It looks like people who don't share a title have somewhat higher pay - certainly in the right tail.

In [None]:
# Horizontal bar plot of top 10 common JobTitle with BasePay, OvertimePay, OtherPay, Benefits
# Replace ___ with your solution
f, axes = plt.___(figsize=(14, 9))
data_group_by_job = data_group_by_job.sort_values(by='Count', ascending=___)
___.head(10)[['BasePay', '___', 'OtherPay', 'Benefits']].plot(kind='___', ax=___)
plt.figure(figsize=(10,9))
plt.show()

**Analyzing high income group and millionaire**

In [None]:
# Top 10 high income JobTitle
# Replace ___ with your solution
sal[sal['TotalPayBenefits']>300000].___('JobTitle').___()['TotalPayBenefits'].head(__).plot(kind='___')

◇ ◇ ◇ ◇

Continue the salary-analysis notebook excerpt from the point at which it ends.

◇ ◇ ◇ ◇

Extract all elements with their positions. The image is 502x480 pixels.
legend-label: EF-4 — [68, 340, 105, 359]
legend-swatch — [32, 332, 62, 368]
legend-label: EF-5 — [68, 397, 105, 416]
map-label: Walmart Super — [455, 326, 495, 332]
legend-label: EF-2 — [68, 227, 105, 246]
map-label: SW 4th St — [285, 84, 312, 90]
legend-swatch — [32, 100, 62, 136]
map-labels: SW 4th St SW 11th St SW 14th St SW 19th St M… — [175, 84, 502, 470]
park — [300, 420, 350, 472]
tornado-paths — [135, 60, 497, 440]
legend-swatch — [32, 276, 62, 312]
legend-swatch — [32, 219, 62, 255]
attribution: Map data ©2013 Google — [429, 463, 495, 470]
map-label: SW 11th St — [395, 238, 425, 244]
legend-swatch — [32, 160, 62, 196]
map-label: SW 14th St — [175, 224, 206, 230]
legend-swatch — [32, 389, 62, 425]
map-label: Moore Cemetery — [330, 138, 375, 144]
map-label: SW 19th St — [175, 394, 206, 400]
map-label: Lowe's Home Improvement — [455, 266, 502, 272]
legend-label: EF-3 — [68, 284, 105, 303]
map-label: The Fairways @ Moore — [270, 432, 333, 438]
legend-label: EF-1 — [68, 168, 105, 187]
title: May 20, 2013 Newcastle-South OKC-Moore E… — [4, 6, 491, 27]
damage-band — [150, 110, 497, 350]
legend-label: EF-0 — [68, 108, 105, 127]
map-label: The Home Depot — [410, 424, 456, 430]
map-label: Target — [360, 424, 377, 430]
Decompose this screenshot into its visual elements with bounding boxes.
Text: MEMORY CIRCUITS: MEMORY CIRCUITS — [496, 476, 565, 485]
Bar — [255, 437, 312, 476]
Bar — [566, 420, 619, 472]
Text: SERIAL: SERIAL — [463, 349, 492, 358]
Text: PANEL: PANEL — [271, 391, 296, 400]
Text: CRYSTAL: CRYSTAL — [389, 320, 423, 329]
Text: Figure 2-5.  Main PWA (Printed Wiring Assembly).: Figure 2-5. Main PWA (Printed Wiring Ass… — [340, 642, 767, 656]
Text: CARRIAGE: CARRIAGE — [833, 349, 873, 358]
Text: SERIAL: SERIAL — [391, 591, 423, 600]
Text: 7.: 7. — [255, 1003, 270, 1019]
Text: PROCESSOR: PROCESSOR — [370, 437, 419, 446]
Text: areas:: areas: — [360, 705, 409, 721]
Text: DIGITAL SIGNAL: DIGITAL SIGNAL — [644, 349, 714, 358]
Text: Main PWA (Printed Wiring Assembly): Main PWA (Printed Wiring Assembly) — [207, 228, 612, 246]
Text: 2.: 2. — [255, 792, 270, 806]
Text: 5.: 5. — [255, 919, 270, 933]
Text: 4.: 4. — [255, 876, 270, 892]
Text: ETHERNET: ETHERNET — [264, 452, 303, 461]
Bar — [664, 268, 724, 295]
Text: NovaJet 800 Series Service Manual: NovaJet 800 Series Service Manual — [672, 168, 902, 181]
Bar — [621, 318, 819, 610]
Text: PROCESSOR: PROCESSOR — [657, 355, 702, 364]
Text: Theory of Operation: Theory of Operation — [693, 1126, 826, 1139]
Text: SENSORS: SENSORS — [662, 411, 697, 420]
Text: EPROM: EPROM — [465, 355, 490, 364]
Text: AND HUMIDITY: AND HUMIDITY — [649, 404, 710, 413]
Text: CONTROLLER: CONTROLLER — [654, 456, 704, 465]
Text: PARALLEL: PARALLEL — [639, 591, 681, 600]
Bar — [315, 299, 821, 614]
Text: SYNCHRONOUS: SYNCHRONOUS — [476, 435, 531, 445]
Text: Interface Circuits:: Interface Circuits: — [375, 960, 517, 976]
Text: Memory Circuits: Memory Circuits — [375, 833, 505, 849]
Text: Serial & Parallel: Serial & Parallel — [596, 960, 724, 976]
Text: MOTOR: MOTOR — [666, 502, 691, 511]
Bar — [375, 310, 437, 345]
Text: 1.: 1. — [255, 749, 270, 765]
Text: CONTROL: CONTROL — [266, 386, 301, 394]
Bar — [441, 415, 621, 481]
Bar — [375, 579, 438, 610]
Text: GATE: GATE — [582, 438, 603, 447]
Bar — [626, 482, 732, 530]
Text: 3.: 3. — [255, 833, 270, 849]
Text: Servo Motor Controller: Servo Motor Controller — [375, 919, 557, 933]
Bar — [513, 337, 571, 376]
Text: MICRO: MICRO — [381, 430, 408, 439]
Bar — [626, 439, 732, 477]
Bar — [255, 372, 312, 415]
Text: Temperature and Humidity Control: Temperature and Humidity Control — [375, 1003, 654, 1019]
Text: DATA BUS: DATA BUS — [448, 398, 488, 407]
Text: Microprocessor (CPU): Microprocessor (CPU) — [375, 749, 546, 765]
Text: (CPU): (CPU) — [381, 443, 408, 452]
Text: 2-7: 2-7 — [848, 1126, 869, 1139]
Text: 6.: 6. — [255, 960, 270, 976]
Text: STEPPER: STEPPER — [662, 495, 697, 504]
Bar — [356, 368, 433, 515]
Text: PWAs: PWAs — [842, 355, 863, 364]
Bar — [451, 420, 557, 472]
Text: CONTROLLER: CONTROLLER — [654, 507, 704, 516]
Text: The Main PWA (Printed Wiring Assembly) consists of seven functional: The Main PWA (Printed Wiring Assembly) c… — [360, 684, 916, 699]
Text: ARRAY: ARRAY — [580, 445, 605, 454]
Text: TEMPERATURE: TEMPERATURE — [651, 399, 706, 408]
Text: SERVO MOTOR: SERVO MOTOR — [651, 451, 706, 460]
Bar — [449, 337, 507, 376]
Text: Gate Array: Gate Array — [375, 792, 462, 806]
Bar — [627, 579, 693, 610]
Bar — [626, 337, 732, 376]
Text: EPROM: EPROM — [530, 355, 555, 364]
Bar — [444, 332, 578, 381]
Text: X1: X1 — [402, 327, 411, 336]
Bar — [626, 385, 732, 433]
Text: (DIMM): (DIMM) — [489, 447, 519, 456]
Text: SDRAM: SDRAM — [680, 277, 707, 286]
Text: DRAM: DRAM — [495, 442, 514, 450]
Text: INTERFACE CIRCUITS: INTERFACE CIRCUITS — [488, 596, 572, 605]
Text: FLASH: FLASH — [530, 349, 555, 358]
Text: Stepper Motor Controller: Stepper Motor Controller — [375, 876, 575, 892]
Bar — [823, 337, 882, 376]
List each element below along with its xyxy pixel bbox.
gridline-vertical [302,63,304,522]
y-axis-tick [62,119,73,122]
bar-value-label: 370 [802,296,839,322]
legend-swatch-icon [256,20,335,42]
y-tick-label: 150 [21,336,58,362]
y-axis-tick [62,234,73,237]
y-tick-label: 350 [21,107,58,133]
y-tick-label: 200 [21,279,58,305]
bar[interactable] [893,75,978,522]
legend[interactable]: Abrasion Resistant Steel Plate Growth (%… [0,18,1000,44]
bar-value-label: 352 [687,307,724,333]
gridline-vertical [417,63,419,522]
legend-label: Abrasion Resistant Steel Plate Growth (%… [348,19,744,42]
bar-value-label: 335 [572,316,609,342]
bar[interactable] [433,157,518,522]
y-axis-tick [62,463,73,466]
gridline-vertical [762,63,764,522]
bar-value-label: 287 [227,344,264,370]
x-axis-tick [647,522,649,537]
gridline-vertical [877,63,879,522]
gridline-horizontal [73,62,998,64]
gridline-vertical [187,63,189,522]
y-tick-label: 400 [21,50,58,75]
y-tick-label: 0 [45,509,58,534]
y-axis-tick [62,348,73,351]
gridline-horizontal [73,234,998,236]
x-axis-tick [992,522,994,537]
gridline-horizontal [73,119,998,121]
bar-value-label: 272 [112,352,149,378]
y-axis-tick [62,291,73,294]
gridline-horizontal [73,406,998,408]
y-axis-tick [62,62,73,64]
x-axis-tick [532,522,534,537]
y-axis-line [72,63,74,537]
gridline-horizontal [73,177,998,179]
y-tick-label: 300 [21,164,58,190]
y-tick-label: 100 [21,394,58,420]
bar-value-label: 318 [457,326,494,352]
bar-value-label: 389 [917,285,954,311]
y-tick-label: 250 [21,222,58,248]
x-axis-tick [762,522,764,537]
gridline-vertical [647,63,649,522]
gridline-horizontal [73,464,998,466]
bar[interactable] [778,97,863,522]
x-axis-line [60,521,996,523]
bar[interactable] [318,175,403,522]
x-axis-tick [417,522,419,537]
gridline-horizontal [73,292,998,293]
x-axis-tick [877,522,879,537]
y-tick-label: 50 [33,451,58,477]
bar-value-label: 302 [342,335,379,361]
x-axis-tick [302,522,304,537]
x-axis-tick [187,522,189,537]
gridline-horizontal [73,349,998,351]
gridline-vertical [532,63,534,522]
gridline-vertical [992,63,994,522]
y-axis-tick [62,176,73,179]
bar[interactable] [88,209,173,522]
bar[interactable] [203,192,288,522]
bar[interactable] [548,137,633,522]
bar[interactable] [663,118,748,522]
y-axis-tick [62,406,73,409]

◇ ◇ ◇ ◇

TASK ANSWER:
In [None]:
# List of people with their name and job title, who have total income more than 350k
richest_people = sal[sal['TotalPayBenefits'] > ___][['___', '___']].head(10).values
richest_people

In [None]:
# select the names only in richest_people

# select the job titles only in richest_people

In [None]:
# Get the data of richest people from the origin dataset
# Replace ___ with your solution
rich = sal[sal['EmployeeName'].isin(___) & sal['JobTitle'].___(___)]
rich.head()

In [None]:
# Plot a barplot showing TotalPayBenefits of richest people over years 
sns.barplot(data=___, y='EmployeeName', x='___', hue='___')

### Great Job!!